Data supplied:
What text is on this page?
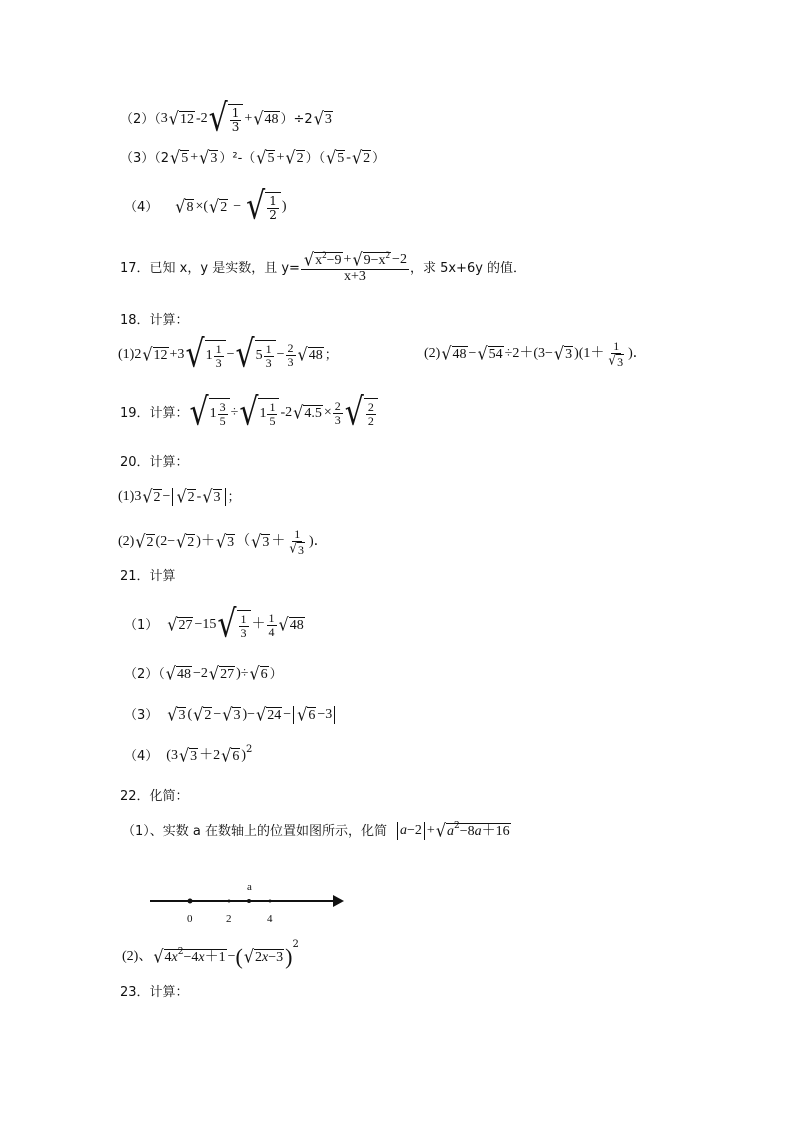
（2）（ 3 √ 12 -2 √ $\frac{1}{3}$ + √ 48 ）÷2 √ 3
（3）（2 √ 5 + √ 3 ）²-（ √ 5 + √ 2 ）（ √ 5 - √ 2 ）
（4） √ 8 ×( √ 2 − √ $\frac{1}{2}$ )
17．已知 x，y 是实数，且 $y= \frac{√ x 2 -9 + √ 9-x 2 -2}{x+3}$ ，求 5x+6y 的值．
18．计算：
(1)2 √ 12 +3 √ $1 \frac{1}{3}$ − √ $5 \frac{1}{3} - \frac{2}{3}$ √ 48 ；	(2) √ 48 − √ 54 ÷2＋(3− √ 3 )($1+ \frac{1}{√ 3}$ )．
19．计算： √ $1 \frac{3}{5}$ ÷ √ $1 \frac{1}{5} -2$ √ $4.5 \times \frac{2}{3}$ √ $\frac{2}{2}$
20．计算：
(1)3 √ 2 − √ 2 - √ 3 ；
(2) √ 2 (2− √ 2 )＋ √ 3 （ √ $3 + \frac{1}{√ 3}$ )．
21．计算
（1） √ 27 −15 √ $\frac{1}{3} + \frac{1}{4}$ √ 48
（2）（ √ 48 −2 √ 27 )÷ √ 6 ）
（3） √ 3 ( √ 2 − √ 3 )− √ 24 − √ 6 −3
（4） (3 √ 3 ＋2 √ 6 ) 2
22．化简：
（1）、实数 a 在数轴上的位置如图所示，化简 a −2 + √ a 2 −8 a ＋16
a
0	2	4
(2)、 √ 4 x 2 −4 x ＋1 − ( √ 2 x −3 ) 2
23．计算：
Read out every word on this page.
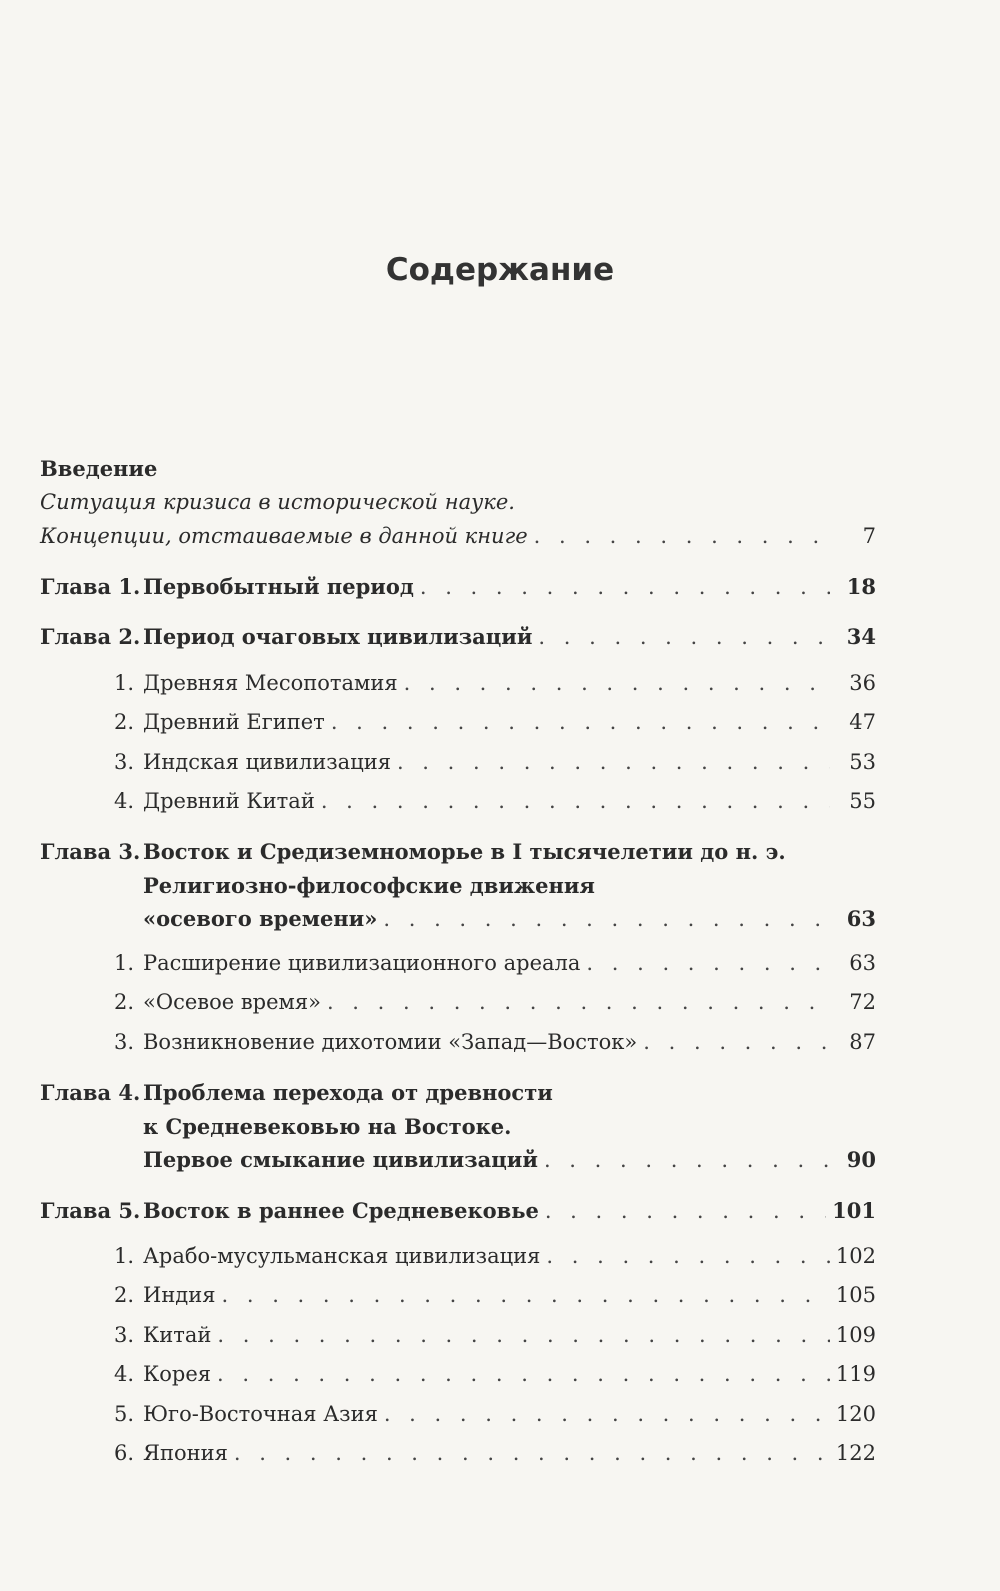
Содержание
Введение
Ситуация кризиса в исторической науке.
Концепции, отстаиваемые в данной книге . . .	7
Глава 1. Первобытный период . . .	18
Глава 2. Период очаговых цивилизаций . . .	34
1. Древняя Месопотамия . . .	36
2. Древний Египет . . .	47
3. Индская цивилизация . . .	53
4. Древний Китай . . .	55
Глава 3. Восток и Средиземноморье в I тысячелетии до н. э.
Религиозно-философские движения
«осевого времени» . . .	63
1. Расширение цивилизационного ареала . . .	63
2. «Осевое время» . . .	72
3. Возникновение дихотомии «Запад—Восток» . . .	87
Глава 4. Проблема перехода от древности
к Средневековью на Востоке.
Первое смыкание цивилизаций . . .	90
Глава 5. Восток в раннее Средневековье . . .	101
1. Арабо-мусульманская цивилизация . . .	102
2. Индия . . .	105
3. Китай . . .	109
4. Корея . . .	119
5. Юго-Восточная Азия . . .	120
6. Япония . . .	122
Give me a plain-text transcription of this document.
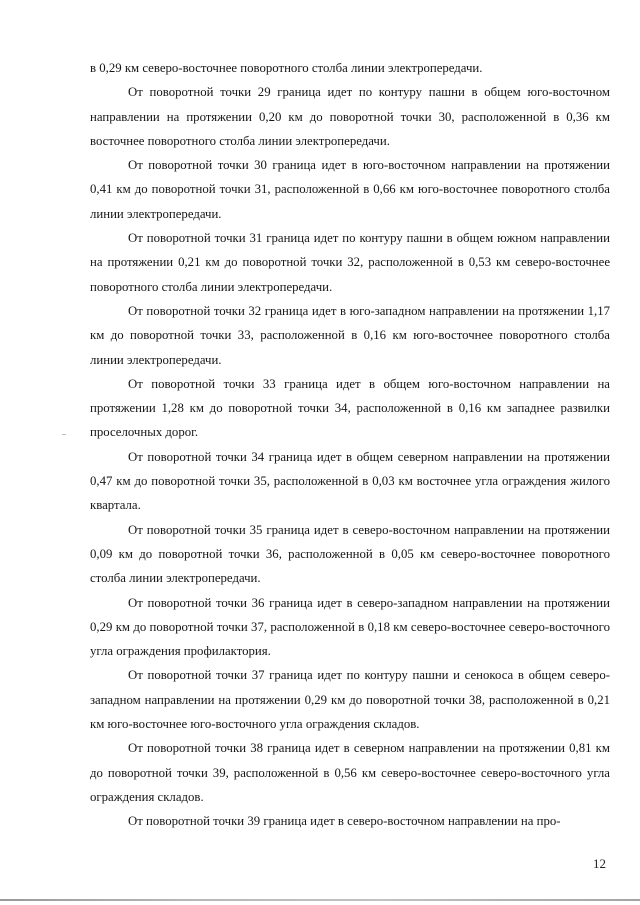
в 0,29 км северо-восточнее поворотного столба линии электропередачи.

От поворотной точки 29 граница идет по контуру пашни в общем юго-восточном направлении на протяжении 0,20 км до поворотной точки 30, расположенной в 0,36 км восточнее поворотного столба линии электропередачи.

От поворотной точки 30 граница идет в юго-восточном направлении на протяжении 0,41 км до поворотной точки 31, расположенной в 0,66 км юго-восточнее поворотного столба линии электропередачи.

От поворотной точки 31 граница идет по контуру пашни в общем южном направлении на протяжении 0,21 км до поворотной точки 32, расположенной в 0,53 км северо-восточнее поворотного столба линии электропередачи.

От поворотной точки 32 граница идет в юго-западном направлении на протяжении 1,17 км до поворотной точки 33, расположенной в 0,16 км юго-восточнее поворотного столба линии электропередачи.

От поворотной точки 33 граница идет в общем юго-восточном направлении на протяжении 1,28 км до поворотной точки 34, расположенной в 0,16 км западнее развилки проселочных дорог.

От поворотной точки 34 граница идет в общем северном направлении на протяжении 0,47 км до поворотной точки 35, расположенной в 0,03 км восточнее угла ограждения жилого квартала.

От поворотной точки 35 граница идет в северо-восточном направлении на протяжении 0,09 км до поворотной точки 36, расположенной в 0,05 км северо-восточнее поворотного столба линии электропередачи.

От поворотной точки 36 граница идет в северо-западном направлении на протяжении 0,29 км до поворотной точки 37, расположенной в 0,18 км северо-восточнее северо-восточного угла ограждения профилактория.

От поворотной точки 37 граница идет по контуру пашни и сенокоса в общем северо-западном направлении на протяжении 0,29 км до поворотной точки 38, расположенной в 0,21 км юго-восточнее юго-восточного угла ограждения складов.

От поворотной точки 38 граница идет в северном направлении на протяжении 0,81 км до поворотной точки 39, расположенной в 0,56 км северо-восточнее северо-восточного угла ограждения складов.

От поворотной точки 39 граница идет в северо-восточном направлении на про-

12
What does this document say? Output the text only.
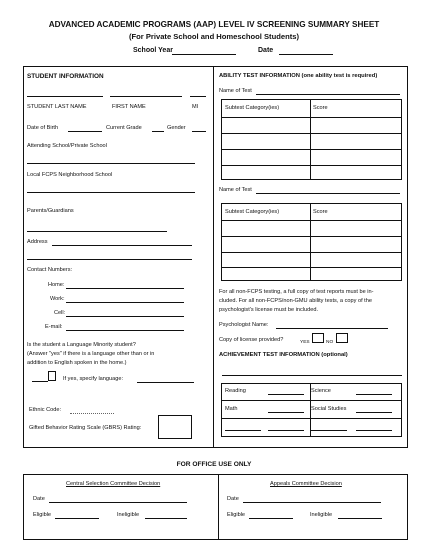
ADVANCED ACADEMIC PROGRAMS (AAP) LEVEL IV SCREENING SUMMARY SHEET
(For Private School and Homeschool Students)
School Year	Date
STUDENT INFORMATION
STUDENT LAST NAME	FIRST NAME	MI
Date of Birth	Current Grade	Gender
Attending School/Private School
Local FCPS Neighborhood School
Parents/Guardians
Address
Contact Numbers:
Home:
Work:
Cell:
E-mail:
Is the student a Language Minority student?
(Answer "yes" if there is a language other than or in
addition to English spoken in the home.)
If yes, specify language:
Ethnic Code:
Gifted Behavior Rating Scale (GBRS) Rating:
ABILITY TEST INFORMATION (one ability test is required)
Name of Test
Subtest Category(ies)	Score
Name of Test
Subtest Category(ies)	Score
For all non-FCPS testing, a full copy of test reports must be in-
cluded. For all non-FCPS/non-GMU ability tests, a copy of the
psychologist's license must be included.
Psychologist Name:
Copy of license provided?	YES	NO
ACHIEVEMENT TEST INFORMATION (optional)
Reading	Science
Math	Social Studies
FOR OFFICE USE ONLY
Central Selection Committee Decision
Date
Eligible	Ineligible
Appeals Committee Decision
Date
Eligible	Ineligible
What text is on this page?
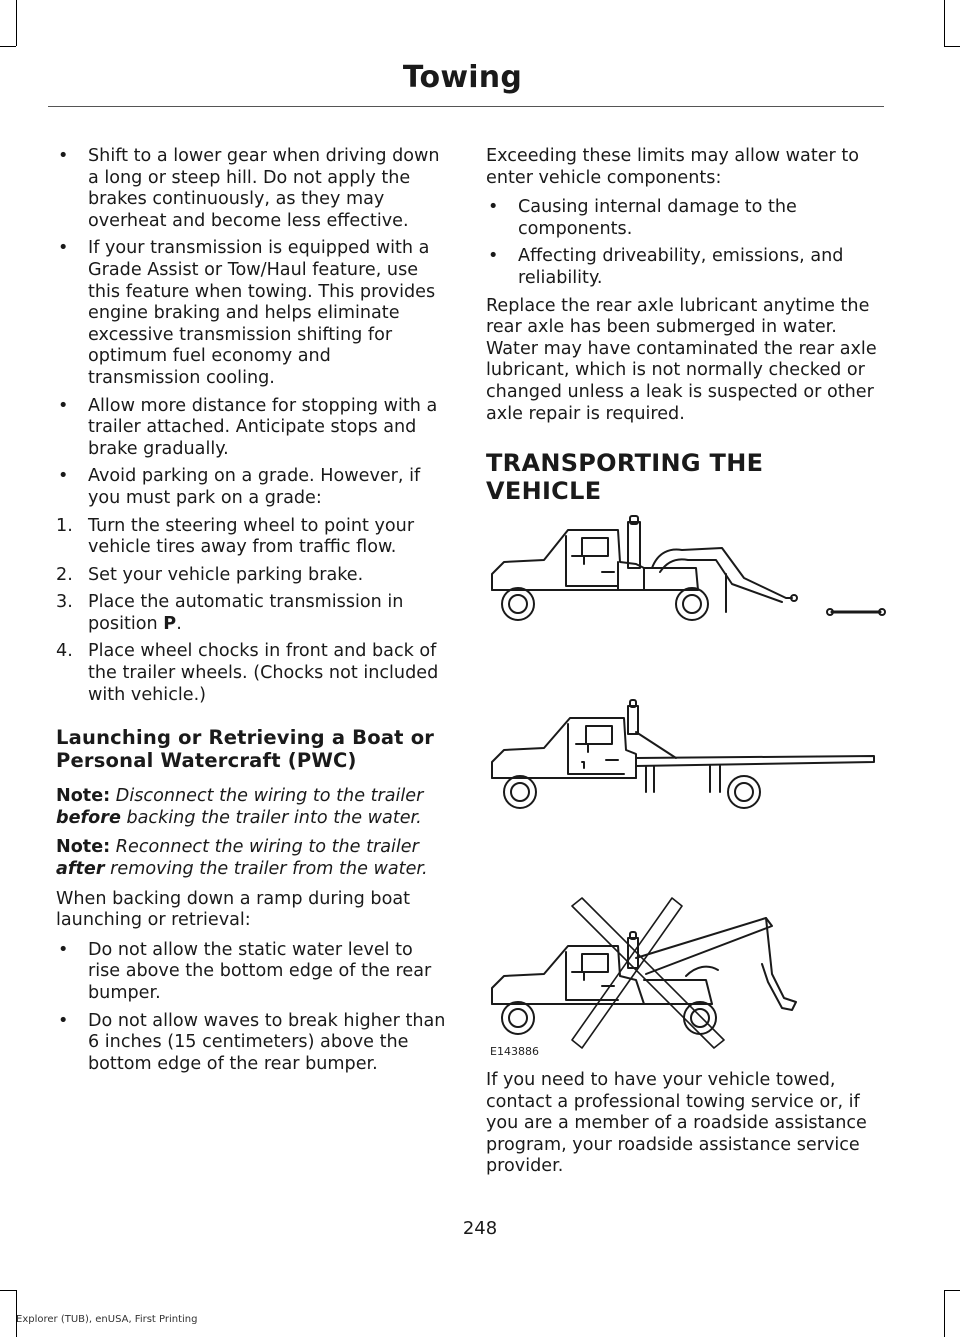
Towing
• Shift to a lower gear when driving down a long or steep hill. Do not apply the brakes continuously, as they may overheat and become less effective.
• If your transmission is equipped with a Grade Assist or Tow/Haul feature, use this feature when towing. This provides engine braking and helps eliminate excessive transmission shifting for optimum fuel economy and transmission cooling.
• Allow more distance for stopping with a trailer attached. Anticipate stops and brake gradually.
• Avoid parking on a grade. However, if you must park on a grade:
1. Turn the steering wheel to point your vehicle tires away from traffic flow.
2. Set your vehicle parking brake.
3. Place the automatic transmission in position P.
4. Place wheel chocks in front and back of the trailer wheels. (Chocks not included with vehicle.)
Launching or Retrieving a Boat or Personal Watercraft (PWC)

Note: Disconnect the wiring to the trailer before backing the trailer into the water.

Note: Reconnect the wiring to the trailer after removing the trailer from the water.

When backing down a ramp during boat launching or retrieval:

• Do not allow the static water level to rise above the bottom edge of the rear bumper.
• Do not allow waves to break higher than 6 inches (15 centimeters) above the bottom edge of the rear bumper.

Exceeding these limits may allow water to enter vehicle components:

• Causing internal damage to the components.
• Affecting driveability, emissions, and reliability.

Replace the rear axle lubricant anytime the rear axle has been submerged in water. Water may have contaminated the rear axle lubricant, which is not normally checked or changed unless a leak is suspected or other axle repair is required.

TRANSPORTING THE VEHICLE
E143886
If you need to have your vehicle towed, contact a professional towing service or, if you are a member of a roadside assistance program, your roadside assistance service provider.
248
Explorer (TUB), enUSA, First Printing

Written task: In the entries above, identify each line that includes the string "wheel", then copy it.

Result:
1. Turn the steering wheel to point your vehicle tires away from traffic flow.
4. Place wheel chocks in front and back of the trailer wheels. (Chocks not included with vehicle.)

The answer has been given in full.